#### [WHAT IS NEEDED]
Copy the material word for word, from its first line down to and including the line that contains "divider [15,273,811,274]".

#### [DATA TO PROCESS]
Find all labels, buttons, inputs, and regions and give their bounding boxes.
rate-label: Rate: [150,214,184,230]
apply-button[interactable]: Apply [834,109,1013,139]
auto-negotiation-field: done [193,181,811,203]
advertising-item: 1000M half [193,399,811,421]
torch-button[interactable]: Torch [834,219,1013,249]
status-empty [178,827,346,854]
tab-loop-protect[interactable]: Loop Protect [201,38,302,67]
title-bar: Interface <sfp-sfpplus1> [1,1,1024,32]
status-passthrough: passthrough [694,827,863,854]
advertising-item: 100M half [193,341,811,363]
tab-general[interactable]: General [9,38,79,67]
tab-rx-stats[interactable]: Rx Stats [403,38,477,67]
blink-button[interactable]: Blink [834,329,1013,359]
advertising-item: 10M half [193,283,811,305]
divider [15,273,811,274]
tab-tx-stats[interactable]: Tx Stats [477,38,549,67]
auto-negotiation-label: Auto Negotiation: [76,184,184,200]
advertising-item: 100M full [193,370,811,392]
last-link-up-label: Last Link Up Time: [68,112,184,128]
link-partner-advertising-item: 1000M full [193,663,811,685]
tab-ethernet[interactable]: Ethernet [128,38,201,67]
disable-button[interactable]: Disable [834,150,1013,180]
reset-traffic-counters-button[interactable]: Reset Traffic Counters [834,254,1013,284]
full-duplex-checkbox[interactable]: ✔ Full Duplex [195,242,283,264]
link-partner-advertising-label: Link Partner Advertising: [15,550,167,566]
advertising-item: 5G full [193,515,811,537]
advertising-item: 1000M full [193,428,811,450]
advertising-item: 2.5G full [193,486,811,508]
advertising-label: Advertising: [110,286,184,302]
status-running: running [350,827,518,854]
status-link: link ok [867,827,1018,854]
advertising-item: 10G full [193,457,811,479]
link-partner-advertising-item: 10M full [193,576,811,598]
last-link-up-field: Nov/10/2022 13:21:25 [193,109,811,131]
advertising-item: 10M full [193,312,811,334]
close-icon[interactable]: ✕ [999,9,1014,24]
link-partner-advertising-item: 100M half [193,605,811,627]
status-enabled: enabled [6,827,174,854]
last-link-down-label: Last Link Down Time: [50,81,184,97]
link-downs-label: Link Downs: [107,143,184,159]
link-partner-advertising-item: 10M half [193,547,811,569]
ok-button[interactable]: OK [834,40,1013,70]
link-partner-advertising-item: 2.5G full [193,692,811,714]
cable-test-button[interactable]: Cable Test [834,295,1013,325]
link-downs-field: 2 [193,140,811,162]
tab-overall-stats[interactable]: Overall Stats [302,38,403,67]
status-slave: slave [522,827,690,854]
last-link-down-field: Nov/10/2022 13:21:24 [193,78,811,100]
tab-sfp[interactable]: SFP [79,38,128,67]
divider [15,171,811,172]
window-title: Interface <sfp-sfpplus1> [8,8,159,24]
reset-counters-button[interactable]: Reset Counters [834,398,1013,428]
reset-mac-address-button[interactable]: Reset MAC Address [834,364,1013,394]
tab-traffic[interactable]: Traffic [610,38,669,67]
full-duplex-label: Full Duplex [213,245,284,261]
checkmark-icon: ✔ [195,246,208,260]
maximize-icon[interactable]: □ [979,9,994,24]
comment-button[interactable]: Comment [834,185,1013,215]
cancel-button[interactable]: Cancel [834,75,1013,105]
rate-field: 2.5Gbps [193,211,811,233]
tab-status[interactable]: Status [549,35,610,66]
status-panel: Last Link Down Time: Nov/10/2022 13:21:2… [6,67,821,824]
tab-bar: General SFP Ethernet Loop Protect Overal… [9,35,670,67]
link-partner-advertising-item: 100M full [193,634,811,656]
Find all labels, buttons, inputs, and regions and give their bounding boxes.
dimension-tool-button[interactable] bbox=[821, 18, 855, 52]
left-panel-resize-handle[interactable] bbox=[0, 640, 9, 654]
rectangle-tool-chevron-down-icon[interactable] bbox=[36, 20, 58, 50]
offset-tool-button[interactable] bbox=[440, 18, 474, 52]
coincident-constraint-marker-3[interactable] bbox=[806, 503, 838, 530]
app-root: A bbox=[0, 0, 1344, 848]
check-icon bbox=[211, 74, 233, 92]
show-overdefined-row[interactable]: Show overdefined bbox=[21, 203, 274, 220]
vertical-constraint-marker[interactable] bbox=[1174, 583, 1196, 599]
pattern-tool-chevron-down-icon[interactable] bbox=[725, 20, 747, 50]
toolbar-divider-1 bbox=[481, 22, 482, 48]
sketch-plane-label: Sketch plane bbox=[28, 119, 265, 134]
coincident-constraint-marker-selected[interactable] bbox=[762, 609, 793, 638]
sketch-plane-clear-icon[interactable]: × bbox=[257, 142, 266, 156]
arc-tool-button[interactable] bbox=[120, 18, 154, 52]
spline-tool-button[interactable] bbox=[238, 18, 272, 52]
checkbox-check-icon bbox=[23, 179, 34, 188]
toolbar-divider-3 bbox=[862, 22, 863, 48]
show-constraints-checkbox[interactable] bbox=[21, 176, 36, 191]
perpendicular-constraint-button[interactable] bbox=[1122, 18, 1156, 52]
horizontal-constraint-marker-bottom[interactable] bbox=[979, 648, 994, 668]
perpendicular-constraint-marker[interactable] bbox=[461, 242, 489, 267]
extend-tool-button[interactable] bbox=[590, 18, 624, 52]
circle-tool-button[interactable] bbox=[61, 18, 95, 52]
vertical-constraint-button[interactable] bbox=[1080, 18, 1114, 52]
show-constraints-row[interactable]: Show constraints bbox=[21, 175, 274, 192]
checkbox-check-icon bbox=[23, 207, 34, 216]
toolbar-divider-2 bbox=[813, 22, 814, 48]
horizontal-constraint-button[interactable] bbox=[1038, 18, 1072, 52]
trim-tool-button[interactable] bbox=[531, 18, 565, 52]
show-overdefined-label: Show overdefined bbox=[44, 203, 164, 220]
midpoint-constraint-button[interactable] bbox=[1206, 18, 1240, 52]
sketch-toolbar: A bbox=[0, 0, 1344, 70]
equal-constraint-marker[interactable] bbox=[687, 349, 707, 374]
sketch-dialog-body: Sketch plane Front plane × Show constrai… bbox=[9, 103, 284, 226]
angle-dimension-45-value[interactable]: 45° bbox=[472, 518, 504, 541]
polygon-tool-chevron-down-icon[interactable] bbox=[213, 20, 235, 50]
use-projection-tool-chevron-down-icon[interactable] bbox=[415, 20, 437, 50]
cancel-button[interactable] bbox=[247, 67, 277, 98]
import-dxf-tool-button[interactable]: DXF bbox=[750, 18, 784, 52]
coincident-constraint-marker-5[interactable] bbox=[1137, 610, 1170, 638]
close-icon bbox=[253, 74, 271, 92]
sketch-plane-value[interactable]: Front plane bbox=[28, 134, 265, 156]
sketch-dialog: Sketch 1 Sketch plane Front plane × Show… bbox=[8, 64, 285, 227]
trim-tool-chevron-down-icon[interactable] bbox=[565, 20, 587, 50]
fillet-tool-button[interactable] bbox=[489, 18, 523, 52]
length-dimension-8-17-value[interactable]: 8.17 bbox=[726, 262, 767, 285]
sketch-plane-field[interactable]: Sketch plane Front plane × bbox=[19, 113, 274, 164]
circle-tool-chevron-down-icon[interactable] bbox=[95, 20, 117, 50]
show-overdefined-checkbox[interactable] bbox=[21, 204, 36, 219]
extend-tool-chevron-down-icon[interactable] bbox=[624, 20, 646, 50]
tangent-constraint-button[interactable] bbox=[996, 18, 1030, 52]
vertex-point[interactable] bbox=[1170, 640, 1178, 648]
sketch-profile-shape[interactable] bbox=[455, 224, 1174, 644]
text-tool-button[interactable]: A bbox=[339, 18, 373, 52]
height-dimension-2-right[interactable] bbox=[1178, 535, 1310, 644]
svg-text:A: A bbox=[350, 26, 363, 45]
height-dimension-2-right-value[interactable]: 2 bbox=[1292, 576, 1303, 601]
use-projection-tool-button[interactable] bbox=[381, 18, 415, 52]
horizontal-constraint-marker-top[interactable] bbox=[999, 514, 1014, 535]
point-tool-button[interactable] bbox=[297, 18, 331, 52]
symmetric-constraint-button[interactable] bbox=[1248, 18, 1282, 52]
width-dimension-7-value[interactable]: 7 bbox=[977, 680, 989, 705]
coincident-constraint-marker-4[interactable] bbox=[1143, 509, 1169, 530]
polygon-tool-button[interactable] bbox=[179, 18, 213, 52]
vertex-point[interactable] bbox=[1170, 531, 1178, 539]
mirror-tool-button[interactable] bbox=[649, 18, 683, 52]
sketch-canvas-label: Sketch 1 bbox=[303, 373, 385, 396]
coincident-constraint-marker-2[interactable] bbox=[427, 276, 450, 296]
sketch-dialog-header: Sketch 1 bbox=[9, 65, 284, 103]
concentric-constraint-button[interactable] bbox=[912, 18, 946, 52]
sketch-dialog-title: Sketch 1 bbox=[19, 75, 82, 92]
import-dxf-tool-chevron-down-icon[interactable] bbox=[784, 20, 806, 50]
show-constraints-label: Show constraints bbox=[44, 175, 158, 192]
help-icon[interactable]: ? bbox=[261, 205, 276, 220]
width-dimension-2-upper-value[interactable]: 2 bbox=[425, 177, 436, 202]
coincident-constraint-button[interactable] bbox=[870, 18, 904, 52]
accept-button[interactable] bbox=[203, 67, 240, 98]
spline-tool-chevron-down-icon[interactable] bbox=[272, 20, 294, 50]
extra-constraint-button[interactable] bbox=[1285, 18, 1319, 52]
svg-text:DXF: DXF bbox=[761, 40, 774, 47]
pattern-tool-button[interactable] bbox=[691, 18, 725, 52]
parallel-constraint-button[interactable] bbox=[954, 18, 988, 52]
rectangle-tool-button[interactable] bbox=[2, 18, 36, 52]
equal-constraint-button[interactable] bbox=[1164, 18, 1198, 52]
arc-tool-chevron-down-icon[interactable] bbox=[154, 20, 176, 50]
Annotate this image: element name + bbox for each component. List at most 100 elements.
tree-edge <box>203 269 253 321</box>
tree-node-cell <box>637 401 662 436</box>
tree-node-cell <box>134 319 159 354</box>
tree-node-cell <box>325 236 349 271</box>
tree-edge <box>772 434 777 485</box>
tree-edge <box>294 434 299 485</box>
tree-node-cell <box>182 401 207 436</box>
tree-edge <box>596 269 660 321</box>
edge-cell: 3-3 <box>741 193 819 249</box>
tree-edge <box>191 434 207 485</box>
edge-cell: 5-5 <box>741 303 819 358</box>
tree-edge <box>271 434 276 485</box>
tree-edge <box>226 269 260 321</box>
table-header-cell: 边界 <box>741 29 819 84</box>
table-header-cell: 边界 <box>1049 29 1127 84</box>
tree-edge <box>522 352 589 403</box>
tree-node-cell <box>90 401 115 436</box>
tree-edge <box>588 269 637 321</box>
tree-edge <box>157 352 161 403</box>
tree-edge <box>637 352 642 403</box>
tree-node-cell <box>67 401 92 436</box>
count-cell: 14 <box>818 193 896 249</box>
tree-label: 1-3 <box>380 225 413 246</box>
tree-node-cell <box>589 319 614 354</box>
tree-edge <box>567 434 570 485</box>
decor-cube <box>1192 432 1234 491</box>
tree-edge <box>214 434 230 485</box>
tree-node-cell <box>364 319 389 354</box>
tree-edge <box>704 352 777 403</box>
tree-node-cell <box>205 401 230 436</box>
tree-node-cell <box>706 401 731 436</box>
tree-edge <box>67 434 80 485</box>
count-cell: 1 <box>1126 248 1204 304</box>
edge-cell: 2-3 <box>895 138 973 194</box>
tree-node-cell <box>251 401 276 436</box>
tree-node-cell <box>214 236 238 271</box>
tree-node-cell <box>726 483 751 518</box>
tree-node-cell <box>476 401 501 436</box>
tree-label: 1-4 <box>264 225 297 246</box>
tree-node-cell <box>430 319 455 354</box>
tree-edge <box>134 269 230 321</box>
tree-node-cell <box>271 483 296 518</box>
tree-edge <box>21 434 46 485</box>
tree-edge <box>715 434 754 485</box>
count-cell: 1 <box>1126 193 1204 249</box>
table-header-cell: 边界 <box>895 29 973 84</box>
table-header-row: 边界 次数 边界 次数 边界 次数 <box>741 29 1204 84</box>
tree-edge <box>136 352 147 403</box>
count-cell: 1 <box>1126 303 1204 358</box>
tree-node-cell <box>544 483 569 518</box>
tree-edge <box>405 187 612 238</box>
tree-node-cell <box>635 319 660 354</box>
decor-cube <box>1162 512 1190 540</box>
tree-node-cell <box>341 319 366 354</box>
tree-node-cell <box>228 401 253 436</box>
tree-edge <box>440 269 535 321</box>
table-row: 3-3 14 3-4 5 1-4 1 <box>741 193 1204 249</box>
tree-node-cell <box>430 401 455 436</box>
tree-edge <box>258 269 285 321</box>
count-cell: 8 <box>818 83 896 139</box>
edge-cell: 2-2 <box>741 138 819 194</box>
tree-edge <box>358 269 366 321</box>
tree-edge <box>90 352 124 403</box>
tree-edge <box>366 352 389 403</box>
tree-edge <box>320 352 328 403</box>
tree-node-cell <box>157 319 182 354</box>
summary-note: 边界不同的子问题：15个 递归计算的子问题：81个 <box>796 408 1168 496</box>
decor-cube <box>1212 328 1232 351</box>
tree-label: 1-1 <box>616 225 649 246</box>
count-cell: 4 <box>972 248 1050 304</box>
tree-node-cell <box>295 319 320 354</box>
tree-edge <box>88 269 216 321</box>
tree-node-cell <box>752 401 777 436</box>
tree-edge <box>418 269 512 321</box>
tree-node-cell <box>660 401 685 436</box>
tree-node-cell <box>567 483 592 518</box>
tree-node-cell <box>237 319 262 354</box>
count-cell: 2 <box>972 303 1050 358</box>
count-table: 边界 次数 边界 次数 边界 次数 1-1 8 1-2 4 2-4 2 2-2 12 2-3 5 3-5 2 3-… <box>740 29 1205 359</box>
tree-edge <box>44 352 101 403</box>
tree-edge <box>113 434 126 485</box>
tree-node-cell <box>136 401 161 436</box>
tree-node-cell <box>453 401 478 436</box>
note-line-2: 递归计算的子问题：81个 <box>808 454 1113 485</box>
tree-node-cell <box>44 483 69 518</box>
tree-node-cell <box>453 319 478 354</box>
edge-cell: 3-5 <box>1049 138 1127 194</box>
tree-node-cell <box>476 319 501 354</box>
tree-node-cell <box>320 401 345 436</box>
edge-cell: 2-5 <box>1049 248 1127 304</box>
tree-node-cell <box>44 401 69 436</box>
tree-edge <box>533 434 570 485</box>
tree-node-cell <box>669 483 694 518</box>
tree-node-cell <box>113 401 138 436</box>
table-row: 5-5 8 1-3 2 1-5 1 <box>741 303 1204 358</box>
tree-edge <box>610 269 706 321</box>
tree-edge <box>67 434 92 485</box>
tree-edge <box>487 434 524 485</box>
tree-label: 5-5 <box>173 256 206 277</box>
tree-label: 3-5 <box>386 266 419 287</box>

#### [SOLUTION]
Find all labels, buttons, inputs, and regions and give their bounding boxes.
rate-label: Rate: [150,214,184,230]
apply-button[interactable]: Apply [834,109,1013,139]
auto-negotiation-field: done [193,181,811,203]
advertising-item: 1000M half [193,399,811,421]
torch-button[interactable]: Torch [834,219,1013,249]
status-empty [178,827,346,854]
tab-loop-protect[interactable]: Loop Protect [201,38,302,67]
title-bar: Interface <sfp-sfpplus1> [1,1,1024,32]
status-passthrough: passthrough [694,827,863,854]
advertising-item: 100M half [193,341,811,363]
tab-general[interactable]: General [9,38,79,67]
tab-rx-stats[interactable]: Rx Stats [403,38,477,67]
blink-button[interactable]: Blink [834,329,1013,359]
advertising-item: 10M half [193,283,811,305]
divider [15,273,811,274]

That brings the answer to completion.